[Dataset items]
--*--

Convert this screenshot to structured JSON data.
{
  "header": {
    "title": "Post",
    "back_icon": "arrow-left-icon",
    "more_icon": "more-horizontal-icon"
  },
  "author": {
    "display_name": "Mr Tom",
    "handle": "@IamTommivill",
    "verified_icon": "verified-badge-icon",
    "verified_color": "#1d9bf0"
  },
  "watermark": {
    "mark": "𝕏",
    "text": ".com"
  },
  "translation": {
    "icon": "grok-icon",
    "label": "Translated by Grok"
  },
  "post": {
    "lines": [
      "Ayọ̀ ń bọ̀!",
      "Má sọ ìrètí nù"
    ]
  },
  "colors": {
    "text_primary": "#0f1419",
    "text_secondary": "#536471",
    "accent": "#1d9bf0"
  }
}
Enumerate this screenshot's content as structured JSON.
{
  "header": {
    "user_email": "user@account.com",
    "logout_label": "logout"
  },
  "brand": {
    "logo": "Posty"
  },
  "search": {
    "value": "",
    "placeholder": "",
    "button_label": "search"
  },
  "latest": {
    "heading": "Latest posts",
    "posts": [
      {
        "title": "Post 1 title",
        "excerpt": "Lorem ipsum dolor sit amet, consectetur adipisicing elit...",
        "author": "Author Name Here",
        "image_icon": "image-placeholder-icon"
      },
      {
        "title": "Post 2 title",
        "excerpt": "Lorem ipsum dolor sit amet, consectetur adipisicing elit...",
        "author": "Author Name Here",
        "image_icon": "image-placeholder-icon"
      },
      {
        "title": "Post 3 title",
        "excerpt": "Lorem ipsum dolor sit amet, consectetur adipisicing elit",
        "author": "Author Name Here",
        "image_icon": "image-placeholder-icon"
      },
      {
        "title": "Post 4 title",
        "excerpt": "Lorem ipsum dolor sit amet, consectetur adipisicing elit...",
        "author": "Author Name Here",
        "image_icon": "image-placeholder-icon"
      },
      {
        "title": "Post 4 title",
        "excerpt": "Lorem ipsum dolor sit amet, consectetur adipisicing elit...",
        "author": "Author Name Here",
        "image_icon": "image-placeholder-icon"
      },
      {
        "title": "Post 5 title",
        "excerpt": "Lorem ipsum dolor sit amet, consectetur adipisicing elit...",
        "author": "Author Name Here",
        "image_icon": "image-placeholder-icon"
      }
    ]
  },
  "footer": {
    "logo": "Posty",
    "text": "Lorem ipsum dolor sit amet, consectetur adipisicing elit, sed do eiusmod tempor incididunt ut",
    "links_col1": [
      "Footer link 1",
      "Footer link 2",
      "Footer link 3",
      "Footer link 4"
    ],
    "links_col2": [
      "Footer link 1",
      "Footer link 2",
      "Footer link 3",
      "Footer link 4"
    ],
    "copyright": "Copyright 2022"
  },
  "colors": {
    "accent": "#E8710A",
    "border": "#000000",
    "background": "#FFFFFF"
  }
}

--*--

Stated exercise. Copy the data above exactly. Every line must be included.

Exercise output.
Convert this screenshot to structured JSON data.
{
  "header": {
    "title": "Post",
    "back_icon": "arrow-left-icon",
    "more_icon": "more-horizontal-icon"
  },
  "author": {
    "display_name": "Mr Tom",
    "handle": "@IamTommivill",
    "verified_icon": "verified-badge-icon",
    "verified_color": "#1d9bf0"
  },
  "watermark": {
    "mark": "𝕏",
    "text": ".com"
  },
  "translation": {
    "icon": "grok-icon",
    "label": "Translated by Grok"
  },
  "post": {
    "lines": [
      "Ayọ̀ ń bọ̀!",
      "Má sọ ìrètí nù"
    ]
  },
  "colors": {
    "text_primary": "#0f1419",
    "text_secondary": "#536471",
    "accent": "#1d9bf0"
  }
}
Enumerate this screenshot's content as structured JSON.
{
  "header": {
    "user_email": "user@account.com",
    "logout_label": "logout"
  },
  "brand": {
    "logo": "Posty"
  },
  "search": {
    "value": "",
    "placeholder": "",
    "button_label": "search"
  },
  "latest": {
    "heading": "Latest posts",
    "posts": [
      {
        "title": "Post 1 title",
        "excerpt": "Lorem ipsum dolor sit amet, consectetur adipisicing elit...",
        "author": "Author Name Here",
        "image_icon": "image-placeholder-icon"
      },
      {
        "title": "Post 2 title",
        "excerpt": "Lorem ipsum dolor sit amet, consectetur adipisicing elit...",
        "author": "Author Name Here",
        "image_icon": "image-placeholder-icon"
      },
      {
        "title": "Post 3 title",
        "excerpt": "Lorem ipsum dolor sit amet, consectetur adipisicing elit",
        "author": "Author Name Here",
        "image_icon": "image-placeholder-icon"
      },
      {
        "title": "Post 4 title",
        "excerpt": "Lorem ipsum dolor sit amet, consectetur adipisicing elit...",
        "author": "Author Name Here",
        "image_icon": "image-placeholder-icon"
      },
      {
        "title": "Post 4 title",
        "excerpt": "Lorem ipsum dolor sit amet, consectetur adipisicing elit...",
        "author": "Author Name Here",
        "image_icon": "image-placeholder-icon"
      },
      {
        "title": "Post 5 title",
        "excerpt": "Lorem ipsum dolor sit amet, consectetur adipisicing elit...",
        "author": "Author Name Here",
        "image_icon": "image-placeholder-icon"
      }
    ]
  },
  "footer": {
    "logo": "Posty",
    "text": "Lorem ipsum dolor sit amet, consectetur adipisicing elit, sed do eiusmod tempor incididunt ut",
    "links_col1": [
      "Footer link 1",
      "Footer link 2",
      "Footer link 3",
      "Footer link 4"
    ],
    "links_col2": [
      "Footer link 1",
      "Footer link 2",
      "Footer link 3",
      "Footer link 4"
    ],
    "copyright": "Copyright 2022"
  },
  "colors": {
    "accent": "#E8710A",
    "border": "#000000",
    "background": "#FFFFFF"
  }
}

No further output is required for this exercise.